Texto de origen:
※

Como parte de su trayectoria política, ha fungido como director de Administración y Finanzas del Comité Ejecutivo Nacional (CEN) del PRD y como Oficial Mayor del Grupo Parlamentario de ese partido, en la Cámara de Diputados. Asimismo, ocupó el cargo de gerente de Recursos Humanos del Sistema de Transporte Colectivo Metro.

En 2009, a sus 32 años de edad, fue electo Diputado local del Distrito IX de la delegación Miguel Hidalgo. Cuatro años después, se convirtió en el jefe delegacional de la delegación Miguel Hidalgo. Y a partir de septiembre de 2015, se desempeñó como Diputado local por el Distrito VII de la Miguel Hidalgo.

En la opinión de Jorge Negrete, presidente de la Fundación por el Rescate y Recuperación del Paisaje Urbano, Romo operó como Diputado “para que las normas se vayan modificando a favor de las empresas de publicidad”.

“Él es el autor de las modificaciones al Reglamento de Publicidad Exterior. Él es el que ha [hecho] cada vez más permisible la Ley de Publicidad Exterior para que las empresas de publicidad hagan todo lo que se les dé la gana dentro de la Ciudad de México. Él fue de quienes influyó para que en la Ley de Reconstrucción de la Ciudad de México se quitara el cuarto transitorio como venía, en el sentido de que se tenían que retirar todos y cada uno de los espectaculares de las azoteas inmediatamente”, abundó.

※

Qué hacer: Prosigue el texto sobre la trayectoria política de Romo justo después de la última oración que aparece.

(Registros de una fuente de datos)

※

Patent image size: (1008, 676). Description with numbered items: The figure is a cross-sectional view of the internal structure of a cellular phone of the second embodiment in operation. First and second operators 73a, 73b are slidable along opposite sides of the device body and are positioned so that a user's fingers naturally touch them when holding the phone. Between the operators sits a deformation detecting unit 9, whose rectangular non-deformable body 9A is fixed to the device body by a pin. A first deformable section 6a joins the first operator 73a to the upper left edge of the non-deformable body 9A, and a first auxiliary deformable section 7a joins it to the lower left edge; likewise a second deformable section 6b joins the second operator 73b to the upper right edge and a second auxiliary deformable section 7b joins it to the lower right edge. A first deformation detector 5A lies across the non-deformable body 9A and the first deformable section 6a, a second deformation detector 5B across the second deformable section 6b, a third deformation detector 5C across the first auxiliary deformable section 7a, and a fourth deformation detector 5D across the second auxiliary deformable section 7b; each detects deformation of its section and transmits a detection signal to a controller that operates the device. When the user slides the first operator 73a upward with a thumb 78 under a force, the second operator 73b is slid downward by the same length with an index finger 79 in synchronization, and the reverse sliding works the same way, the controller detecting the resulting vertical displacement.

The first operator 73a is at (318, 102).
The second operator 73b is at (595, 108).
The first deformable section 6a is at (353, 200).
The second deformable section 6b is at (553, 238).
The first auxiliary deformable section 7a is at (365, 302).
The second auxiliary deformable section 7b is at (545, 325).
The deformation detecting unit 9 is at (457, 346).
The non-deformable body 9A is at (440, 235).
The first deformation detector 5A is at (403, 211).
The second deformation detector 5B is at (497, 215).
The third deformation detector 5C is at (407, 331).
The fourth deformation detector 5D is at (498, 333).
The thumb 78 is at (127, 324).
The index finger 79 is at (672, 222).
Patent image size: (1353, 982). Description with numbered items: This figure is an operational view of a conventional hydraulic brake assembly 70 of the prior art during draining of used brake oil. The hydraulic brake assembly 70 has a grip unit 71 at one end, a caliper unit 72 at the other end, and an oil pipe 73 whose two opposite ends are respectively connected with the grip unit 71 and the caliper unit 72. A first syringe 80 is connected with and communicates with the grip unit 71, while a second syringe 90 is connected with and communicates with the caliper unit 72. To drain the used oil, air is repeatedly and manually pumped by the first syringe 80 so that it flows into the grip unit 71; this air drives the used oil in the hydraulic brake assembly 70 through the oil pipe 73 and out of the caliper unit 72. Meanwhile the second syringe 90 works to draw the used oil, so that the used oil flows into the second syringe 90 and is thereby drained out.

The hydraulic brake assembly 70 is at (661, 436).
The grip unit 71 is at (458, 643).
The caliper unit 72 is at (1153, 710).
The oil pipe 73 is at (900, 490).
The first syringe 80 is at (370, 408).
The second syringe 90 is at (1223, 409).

※

Tu respuesta:
El capitalino de nacimiento, tercer hijo de tres y gustoso de las “güeras de rancho” como su esposa Claudia Santoyo, creció en hogar de madre soltera y trabajó de niño en una cremería. Hoy, es el orgulloso padre de tres hijas: Yara, Victoria y Frida.

Cuenta que desde que estaba en la preparatoria número cuatro de la UNAM, comenzó a ejercer su vocación de liderazgo como consejero estudiantil. Sin embargo, fue su abuelo materno, Isauro Guerra Díaz, quien lo llevó a afiliarse al Sol Azteca, donde pasó gran parte de su vida política. Y donde además halló congruencia ideológica con figuras como Heberto Castillo Martínez, Ifigenia Martínez y Porfirio Muñoz Ledo.

Se identifica de izquierda. Y al igual que Andrés Manuel López Obrador, con Benito Juárez. Pero a la sombra del hombre que profirió palabras en defensa del respeto ajeno para lograr la paz, símbolo del reformismo nacional y de la justicia, Víctor Hugo Romo Guerra es un contraste.

En la actualidad, el legislador con licencia que en 2013 aseguró que “no aceptaremos que la corrupción, el cohecho y la charola sean una tradición y una forma de hacer las cosas”, es acusado de múltiples actos de corrupción, entre ellos, un desfalco millonario por irregularidades en obra pública cuando estuvo al frente de la delegación Miguel Hidalgo.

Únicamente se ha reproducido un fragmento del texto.